# [Task description]
Search the entries below. Return every line that has "relève" in it.

-- start Data supplied --

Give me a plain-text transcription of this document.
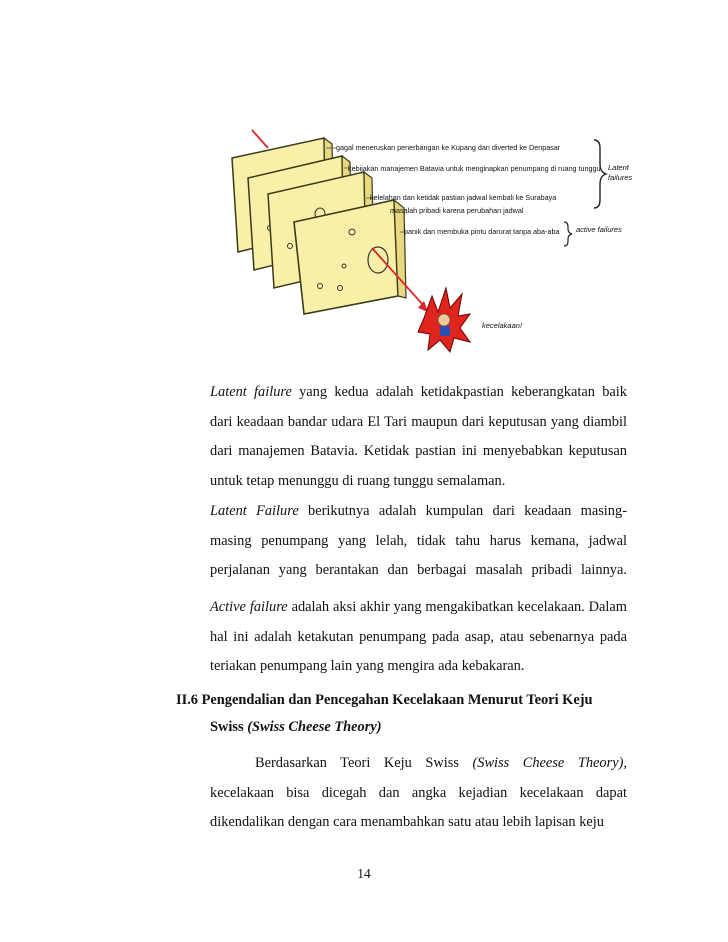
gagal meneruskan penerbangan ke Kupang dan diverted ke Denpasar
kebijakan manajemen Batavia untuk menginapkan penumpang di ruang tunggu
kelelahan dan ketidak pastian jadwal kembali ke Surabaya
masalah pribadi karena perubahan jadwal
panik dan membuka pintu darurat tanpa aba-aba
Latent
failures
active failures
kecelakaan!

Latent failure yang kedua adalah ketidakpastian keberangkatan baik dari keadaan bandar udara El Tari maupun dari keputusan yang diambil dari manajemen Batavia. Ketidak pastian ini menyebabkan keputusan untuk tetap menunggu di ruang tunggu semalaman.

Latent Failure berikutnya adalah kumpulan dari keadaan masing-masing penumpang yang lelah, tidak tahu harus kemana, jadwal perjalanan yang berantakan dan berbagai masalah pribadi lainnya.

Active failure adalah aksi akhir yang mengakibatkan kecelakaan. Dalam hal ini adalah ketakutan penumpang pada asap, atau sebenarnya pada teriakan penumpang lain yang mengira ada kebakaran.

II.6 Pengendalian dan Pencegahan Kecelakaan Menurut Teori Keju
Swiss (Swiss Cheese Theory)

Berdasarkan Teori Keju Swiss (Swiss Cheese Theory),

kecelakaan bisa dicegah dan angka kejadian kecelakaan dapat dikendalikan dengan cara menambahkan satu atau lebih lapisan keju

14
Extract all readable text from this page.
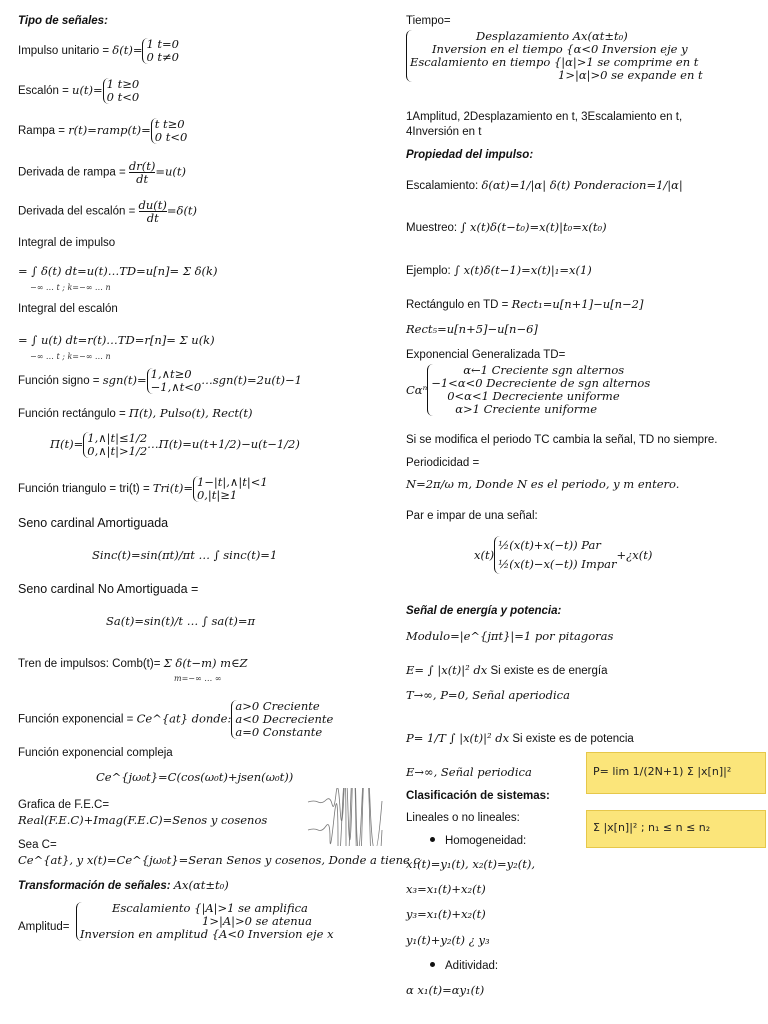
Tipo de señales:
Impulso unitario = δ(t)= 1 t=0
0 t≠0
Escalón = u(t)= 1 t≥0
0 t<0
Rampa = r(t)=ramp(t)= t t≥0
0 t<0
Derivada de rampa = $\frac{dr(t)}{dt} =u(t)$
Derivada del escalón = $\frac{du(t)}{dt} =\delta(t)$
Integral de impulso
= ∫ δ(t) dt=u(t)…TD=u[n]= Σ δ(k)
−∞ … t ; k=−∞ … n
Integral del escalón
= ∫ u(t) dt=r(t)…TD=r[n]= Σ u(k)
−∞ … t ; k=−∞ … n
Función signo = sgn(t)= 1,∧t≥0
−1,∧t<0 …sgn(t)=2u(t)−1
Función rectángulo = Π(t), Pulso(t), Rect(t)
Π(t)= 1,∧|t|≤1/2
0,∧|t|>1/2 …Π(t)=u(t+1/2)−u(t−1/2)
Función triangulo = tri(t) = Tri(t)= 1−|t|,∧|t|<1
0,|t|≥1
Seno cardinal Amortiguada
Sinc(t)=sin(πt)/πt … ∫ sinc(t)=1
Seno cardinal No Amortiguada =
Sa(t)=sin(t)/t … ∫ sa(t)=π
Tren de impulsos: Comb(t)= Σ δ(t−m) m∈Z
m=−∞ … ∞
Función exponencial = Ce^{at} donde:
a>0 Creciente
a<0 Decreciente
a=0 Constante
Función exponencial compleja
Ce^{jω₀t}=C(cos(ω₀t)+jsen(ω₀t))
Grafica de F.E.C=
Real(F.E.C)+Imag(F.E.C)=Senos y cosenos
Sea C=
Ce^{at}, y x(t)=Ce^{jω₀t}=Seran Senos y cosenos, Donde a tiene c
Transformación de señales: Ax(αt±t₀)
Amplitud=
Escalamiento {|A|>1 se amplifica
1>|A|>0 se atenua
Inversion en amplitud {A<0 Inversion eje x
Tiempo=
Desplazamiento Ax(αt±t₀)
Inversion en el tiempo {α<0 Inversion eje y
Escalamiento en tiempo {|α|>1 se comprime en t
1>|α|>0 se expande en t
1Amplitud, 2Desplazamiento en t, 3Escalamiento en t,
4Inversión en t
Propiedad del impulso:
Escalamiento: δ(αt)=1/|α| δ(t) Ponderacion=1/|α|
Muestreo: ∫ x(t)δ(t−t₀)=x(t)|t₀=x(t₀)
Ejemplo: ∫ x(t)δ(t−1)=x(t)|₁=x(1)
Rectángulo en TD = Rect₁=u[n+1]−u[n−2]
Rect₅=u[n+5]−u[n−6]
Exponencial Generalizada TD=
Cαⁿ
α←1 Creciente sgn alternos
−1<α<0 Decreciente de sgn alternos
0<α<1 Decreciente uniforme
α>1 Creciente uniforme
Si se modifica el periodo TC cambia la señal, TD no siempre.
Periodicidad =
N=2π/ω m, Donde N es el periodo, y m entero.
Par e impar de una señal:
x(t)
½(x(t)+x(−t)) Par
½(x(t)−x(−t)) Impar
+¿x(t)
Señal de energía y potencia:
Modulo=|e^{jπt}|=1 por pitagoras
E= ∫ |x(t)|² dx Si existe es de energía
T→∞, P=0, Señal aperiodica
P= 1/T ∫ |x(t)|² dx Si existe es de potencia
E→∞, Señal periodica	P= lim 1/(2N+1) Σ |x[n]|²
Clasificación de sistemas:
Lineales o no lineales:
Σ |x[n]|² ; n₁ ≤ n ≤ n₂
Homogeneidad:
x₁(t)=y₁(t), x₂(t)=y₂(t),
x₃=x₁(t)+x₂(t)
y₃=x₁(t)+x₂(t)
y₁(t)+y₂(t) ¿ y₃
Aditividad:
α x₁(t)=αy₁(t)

-- end Data supplied --
-- start Data supplied --

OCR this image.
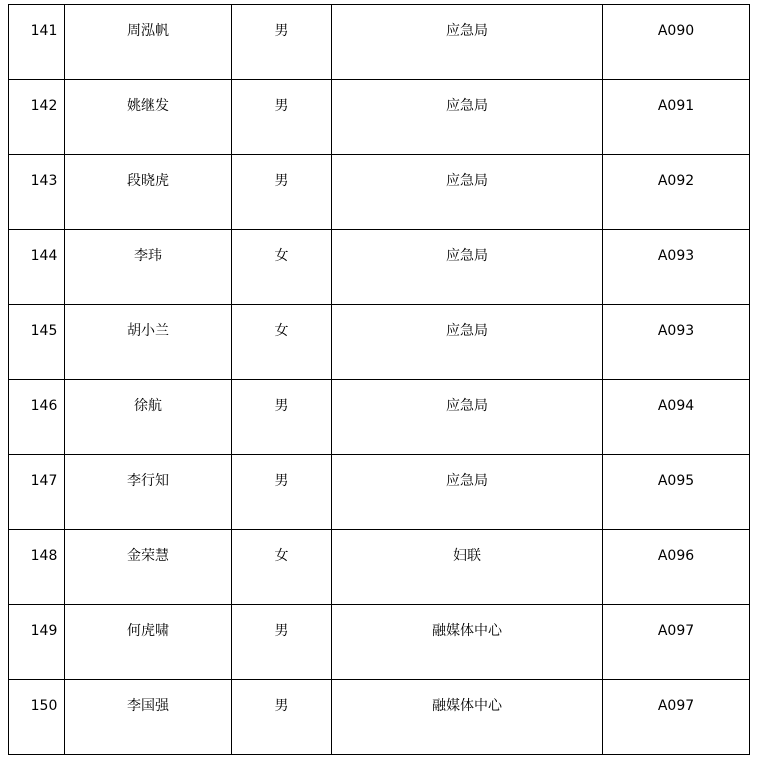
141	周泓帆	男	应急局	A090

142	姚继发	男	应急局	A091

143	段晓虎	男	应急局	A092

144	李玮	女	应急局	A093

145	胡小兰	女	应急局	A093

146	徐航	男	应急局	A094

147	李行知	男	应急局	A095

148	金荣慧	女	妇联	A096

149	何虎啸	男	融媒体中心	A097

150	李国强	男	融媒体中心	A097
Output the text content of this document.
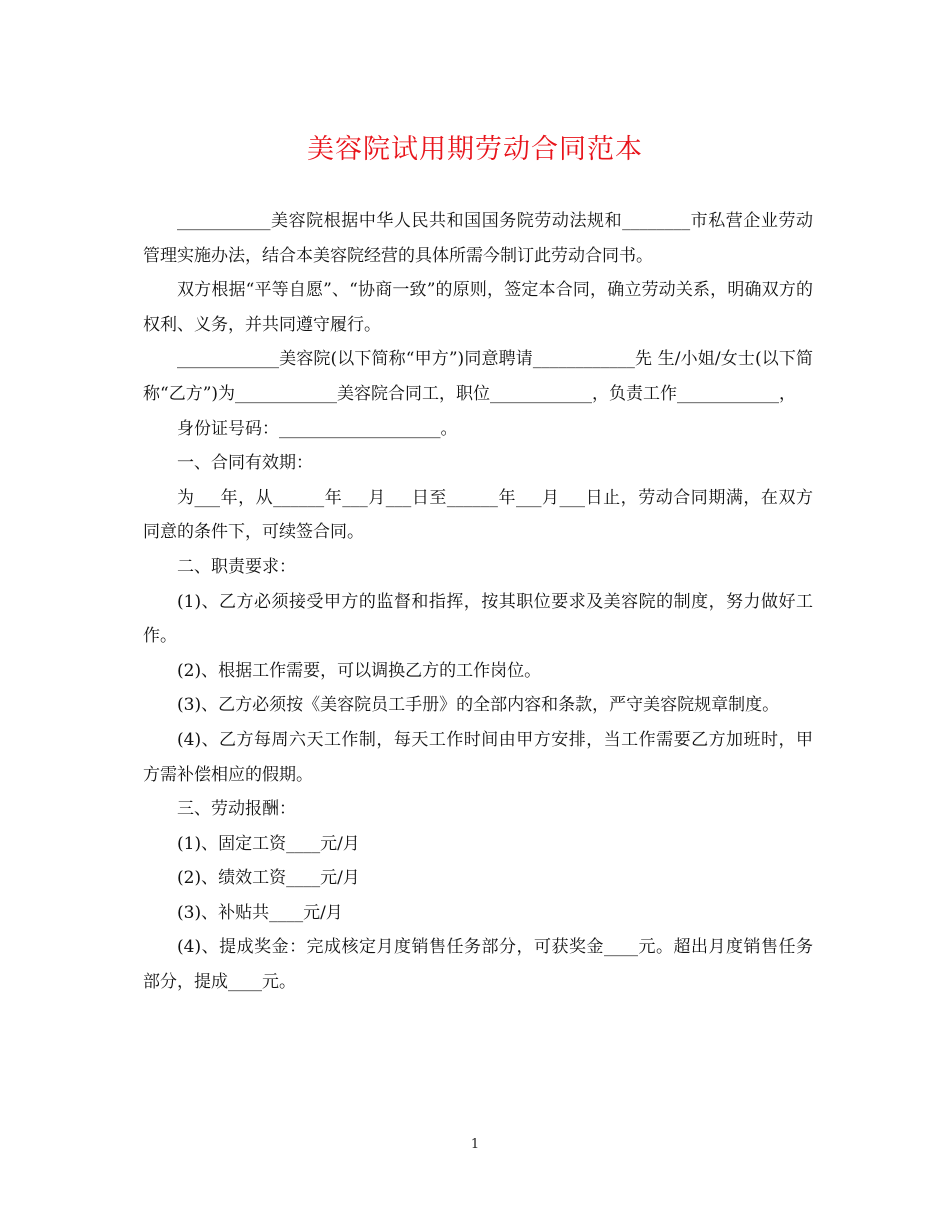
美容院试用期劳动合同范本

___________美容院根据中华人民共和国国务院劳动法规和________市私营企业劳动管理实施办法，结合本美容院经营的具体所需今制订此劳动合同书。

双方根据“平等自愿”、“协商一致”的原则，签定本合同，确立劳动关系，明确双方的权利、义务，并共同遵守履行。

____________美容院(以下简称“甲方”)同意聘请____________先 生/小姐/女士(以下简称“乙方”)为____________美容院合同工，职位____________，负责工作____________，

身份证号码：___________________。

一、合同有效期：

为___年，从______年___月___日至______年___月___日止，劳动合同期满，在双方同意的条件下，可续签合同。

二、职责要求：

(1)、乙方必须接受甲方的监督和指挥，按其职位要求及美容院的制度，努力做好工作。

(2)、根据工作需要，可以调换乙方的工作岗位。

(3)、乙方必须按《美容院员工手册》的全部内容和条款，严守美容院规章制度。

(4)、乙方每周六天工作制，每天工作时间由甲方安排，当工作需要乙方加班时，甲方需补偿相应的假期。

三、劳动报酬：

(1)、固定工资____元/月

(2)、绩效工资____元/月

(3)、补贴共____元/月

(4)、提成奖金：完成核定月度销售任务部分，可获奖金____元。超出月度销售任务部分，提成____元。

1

-- end Data supplied --
-- start Data supplied --

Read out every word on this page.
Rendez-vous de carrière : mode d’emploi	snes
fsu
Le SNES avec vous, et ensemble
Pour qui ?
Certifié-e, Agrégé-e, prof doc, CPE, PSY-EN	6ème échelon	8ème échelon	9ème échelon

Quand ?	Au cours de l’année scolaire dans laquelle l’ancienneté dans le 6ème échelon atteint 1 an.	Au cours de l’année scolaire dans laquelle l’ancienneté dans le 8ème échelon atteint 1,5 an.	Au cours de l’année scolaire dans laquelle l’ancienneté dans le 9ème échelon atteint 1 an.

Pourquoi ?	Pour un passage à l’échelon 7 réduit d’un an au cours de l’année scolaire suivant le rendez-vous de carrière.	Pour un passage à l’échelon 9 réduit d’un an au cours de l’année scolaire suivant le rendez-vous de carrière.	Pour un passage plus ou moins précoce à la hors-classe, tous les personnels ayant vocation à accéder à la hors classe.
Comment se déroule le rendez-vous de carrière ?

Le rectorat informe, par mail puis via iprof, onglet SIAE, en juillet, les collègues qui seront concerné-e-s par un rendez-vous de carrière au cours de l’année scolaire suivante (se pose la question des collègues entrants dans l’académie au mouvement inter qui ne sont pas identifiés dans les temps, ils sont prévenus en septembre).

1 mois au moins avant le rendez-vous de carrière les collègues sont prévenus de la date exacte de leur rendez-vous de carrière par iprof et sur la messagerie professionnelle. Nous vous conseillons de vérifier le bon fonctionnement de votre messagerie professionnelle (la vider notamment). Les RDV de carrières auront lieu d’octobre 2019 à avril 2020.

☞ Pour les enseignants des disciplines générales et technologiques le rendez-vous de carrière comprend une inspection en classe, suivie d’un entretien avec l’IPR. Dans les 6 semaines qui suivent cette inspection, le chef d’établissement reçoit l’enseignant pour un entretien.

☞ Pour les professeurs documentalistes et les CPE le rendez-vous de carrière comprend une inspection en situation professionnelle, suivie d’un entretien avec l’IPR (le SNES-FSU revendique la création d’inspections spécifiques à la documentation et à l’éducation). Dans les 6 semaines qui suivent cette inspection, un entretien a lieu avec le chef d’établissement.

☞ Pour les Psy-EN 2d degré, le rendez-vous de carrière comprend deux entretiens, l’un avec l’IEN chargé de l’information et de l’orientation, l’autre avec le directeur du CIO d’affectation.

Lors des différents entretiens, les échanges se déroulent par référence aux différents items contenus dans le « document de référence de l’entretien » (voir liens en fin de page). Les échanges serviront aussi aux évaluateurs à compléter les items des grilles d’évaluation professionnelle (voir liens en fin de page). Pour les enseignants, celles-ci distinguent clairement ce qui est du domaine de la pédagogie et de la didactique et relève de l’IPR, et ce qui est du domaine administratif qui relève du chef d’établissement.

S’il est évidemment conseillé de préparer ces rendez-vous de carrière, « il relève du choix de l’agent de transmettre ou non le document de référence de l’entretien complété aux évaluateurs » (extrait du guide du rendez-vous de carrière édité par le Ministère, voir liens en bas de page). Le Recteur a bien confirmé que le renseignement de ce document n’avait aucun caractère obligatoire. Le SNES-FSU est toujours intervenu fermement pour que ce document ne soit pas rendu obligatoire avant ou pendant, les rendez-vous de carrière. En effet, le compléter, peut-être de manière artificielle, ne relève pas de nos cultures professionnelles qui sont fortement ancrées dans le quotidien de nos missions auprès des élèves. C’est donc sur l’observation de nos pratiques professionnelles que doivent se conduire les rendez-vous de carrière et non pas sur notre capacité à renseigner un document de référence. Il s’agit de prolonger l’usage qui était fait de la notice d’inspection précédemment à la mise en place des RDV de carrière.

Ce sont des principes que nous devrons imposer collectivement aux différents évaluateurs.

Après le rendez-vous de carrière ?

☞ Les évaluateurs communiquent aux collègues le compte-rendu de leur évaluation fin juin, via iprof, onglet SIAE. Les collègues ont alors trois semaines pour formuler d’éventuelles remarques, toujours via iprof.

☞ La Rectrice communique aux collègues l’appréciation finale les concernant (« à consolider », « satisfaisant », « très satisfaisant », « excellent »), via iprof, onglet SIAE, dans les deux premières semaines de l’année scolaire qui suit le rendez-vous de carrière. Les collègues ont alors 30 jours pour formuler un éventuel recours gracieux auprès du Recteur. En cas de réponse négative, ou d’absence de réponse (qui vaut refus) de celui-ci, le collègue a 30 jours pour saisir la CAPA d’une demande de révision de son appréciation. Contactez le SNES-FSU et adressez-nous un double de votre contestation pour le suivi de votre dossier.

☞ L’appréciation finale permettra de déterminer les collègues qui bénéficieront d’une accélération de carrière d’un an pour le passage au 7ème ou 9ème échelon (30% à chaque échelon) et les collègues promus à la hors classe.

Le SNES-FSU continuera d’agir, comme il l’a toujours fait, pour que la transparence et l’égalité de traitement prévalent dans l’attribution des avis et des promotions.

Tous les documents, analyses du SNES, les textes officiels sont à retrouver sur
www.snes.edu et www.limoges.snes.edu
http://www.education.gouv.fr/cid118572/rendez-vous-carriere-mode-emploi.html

-- end Data supplied --

# [Written answer]
Lors des différents entretiens, les échanges se déroulent par référence aux différents items contenus dans le « document de référence de l’entretien » (voir liens en fin de page). Les échanges serviront aussi aux évaluateurs à compléter les items des grilles d’évaluation professionnelle (voir liens en fin de page). Pour les enseignants, celles-ci distinguent clairement ce qui est du domaine de la pédagogie et de la didactique et relève de l’IPR, et ce qui est du domaine administratif qui relève du chef d’établissement.
S’il est évidemment conseillé de préparer ces rendez-vous de carrière, « il relève du choix de l’agent de transmettre ou non le document de référence de l’entretien complété aux évaluateurs » (extrait du guide du rendez-vous de carrière édité par le Ministère, voir liens en bas de page). Le Recteur a bien confirmé que le renseignement de ce document n’avait aucun caractère obligatoire. Le SNES-FSU est toujours intervenu fermement pour que ce document ne soit pas rendu obligatoire avant ou pendant, les rendez-vous de carrière. En effet, le compléter, peut-être de manière artificielle, ne relève pas de nos cultures professionnelles qui sont fortement ancrées dans le quotidien de nos missions auprès des élèves. C’est donc sur l’observation de nos pratiques professionnelles que doivent se conduire les rendez-vous de carrière et non pas sur notre capacité à renseigner un document de référence. Il s’agit de prolonger l’usage qui était fait de la notice d’inspection précédemment à la mise en place des RDV de carrière.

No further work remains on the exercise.